Stored records.

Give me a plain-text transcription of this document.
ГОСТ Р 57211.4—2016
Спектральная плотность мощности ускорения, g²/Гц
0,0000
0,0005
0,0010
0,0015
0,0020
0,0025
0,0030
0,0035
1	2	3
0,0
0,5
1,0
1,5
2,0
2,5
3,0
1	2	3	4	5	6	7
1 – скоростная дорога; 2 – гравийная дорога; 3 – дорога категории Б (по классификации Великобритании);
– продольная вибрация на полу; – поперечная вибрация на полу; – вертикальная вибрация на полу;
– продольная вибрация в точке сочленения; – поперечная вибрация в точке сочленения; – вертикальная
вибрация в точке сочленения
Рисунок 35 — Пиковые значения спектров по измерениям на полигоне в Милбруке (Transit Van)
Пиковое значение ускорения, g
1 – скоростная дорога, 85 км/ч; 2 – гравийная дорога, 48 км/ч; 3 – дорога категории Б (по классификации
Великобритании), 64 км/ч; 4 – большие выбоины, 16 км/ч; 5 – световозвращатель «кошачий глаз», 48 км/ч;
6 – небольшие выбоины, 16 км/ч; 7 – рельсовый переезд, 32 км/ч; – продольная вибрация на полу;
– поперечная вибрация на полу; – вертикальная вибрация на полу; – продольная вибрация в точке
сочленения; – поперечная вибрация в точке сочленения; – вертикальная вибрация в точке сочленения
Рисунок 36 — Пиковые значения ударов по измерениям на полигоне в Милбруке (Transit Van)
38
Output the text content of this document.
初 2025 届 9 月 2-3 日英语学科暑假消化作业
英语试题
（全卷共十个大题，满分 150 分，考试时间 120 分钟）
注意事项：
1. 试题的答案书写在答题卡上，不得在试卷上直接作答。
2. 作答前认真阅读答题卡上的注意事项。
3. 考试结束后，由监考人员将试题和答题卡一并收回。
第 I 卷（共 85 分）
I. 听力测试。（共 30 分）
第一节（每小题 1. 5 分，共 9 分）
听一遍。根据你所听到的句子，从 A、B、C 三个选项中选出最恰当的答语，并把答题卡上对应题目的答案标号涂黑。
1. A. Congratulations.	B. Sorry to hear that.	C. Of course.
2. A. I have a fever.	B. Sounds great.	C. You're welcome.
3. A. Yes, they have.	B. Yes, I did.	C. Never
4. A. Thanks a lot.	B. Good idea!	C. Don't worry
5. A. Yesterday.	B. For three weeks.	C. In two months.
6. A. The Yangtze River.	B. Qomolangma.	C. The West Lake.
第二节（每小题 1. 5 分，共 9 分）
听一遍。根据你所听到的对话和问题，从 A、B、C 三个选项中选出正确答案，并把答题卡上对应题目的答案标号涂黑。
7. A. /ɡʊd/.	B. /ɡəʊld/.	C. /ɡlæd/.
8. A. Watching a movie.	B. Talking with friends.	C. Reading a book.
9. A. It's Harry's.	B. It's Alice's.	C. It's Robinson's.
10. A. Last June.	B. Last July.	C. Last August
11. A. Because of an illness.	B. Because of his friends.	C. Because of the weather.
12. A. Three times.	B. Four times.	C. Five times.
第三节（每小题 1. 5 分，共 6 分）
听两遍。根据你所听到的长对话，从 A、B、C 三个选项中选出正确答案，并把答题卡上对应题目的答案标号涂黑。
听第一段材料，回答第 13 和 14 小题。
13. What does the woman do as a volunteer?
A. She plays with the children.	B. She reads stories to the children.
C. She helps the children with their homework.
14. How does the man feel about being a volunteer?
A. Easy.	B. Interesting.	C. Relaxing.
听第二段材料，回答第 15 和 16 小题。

What to work on. Using the data above, output each line exactly.

Finished exercise.
Give me a plain-text transcription of this document.
ГОСТ Р 57211.4—2016
Спектральная плотность мощности ускорения, g²/Гц
0,0000
0,0005
0,0010
0,0015
0,0020
0,0025
0,0030
0,0035
1	2	3
0,0
0,5
1,0
1,5
2,0
2,5
3,0
1	2	3	4	5	6	7
1 – скоростная дорога; 2 – гравийная дорога; 3 – дорога категории Б (по классификации Великобритании);
– продольная вибрация на полу; – поперечная вибрация на полу; – вертикальная вибрация на полу;
– продольная вибрация в точке сочленения; – поперечная вибрация в точке сочленения; – вертикальная
вибрация в точке сочленения
Рисунок 35 — Пиковые значения спектров по измерениям на полигоне в Милбруке (Transit Van)
Пиковое значение ускорения, g
1 – скоростная дорога, 85 км/ч; 2 – гравийная дорога, 48 км/ч; 3 – дорога категории Б (по классификации
Великобритании), 64 км/ч; 4 – большие выбоины, 16 км/ч; 5 – световозвращатель «кошачий глаз», 48 км/ч;
6 – небольшие выбоины, 16 км/ч; 7 – рельсовый переезд, 32 км/ч; – продольная вибрация на полу;
– поперечная вибрация на полу; – вертикальная вибрация на полу; – продольная вибрация в точке
сочленения; – поперечная вибрация в точке сочленения; – вертикальная вибрация в точке сочленения
Рисунок 36 — Пиковые значения ударов по измерениям на полигоне в Милбруке (Transit Van)
38
Output the text content of this document.
初 2025 届 9 月 2-3 日英语学科暑假消化作业
英语试题
（全卷共十个大题，满分 150 分，考试时间 120 分钟）
注意事项：
1. 试题的答案书写在答题卡上，不得在试卷上直接作答。
2. 作答前认真阅读答题卡上的注意事项。
3. 考试结束后，由监考人员将试题和答题卡一并收回。
第 I 卷（共 85 分）
I. 听力测试。（共 30 分）
第一节（每小题 1. 5 分，共 9 分）
听一遍。根据你所听到的句子，从 A、B、C 三个选项中选出最恰当的答语，并把答题卡上对应题目的答案标号涂黑。
1. A. Congratulations.	B. Sorry to hear that.	C. Of course.
2. A. I have a fever.	B. Sounds great.	C. You're welcome.
3. A. Yes, they have.	B. Yes, I did.	C. Never
4. A. Thanks a lot.	B. Good idea!	C. Don't worry
5. A. Yesterday.	B. For three weeks.	C. In two months.
6. A. The Yangtze River.	B. Qomolangma.	C. The West Lake.
第二节（每小题 1. 5 分，共 9 分）
听一遍。根据你所听到的对话和问题，从 A、B、C 三个选项中选出正确答案，并把答题卡上对应题目的答案标号涂黑。
7. A. /ɡʊd/.	B. /ɡəʊld/.	C. /ɡlæd/.
8. A. Watching a movie.	B. Talking with friends.	C. Reading a book.
9. A. It's Harry's.	B. It's Alice's.	C. It's Robinson's.
10. A. Last June.	B. Last July.	C. Last August
11. A. Because of an illness.	B. Because of his friends.	C. Because of the weather.
12. A. Three times.	B. Four times.	C. Five times.
第三节（每小题 1. 5 分，共 6 分）
听两遍。根据你所听到的长对话，从 A、B、C 三个选项中选出正确答案，并把答题卡上对应题目的答案标号涂黑。
听第一段材料，回答第 13 和 14 小题。
13. What does the woman do as a volunteer?
A. She plays with the children.	B. She reads stories to the children.
C. She helps the children with their homework.
14. How does the man feel about being a volunteer?
A. Easy.	B. Interesting.	C. Relaxing.
听第二段材料，回答第 15 和 16 小题。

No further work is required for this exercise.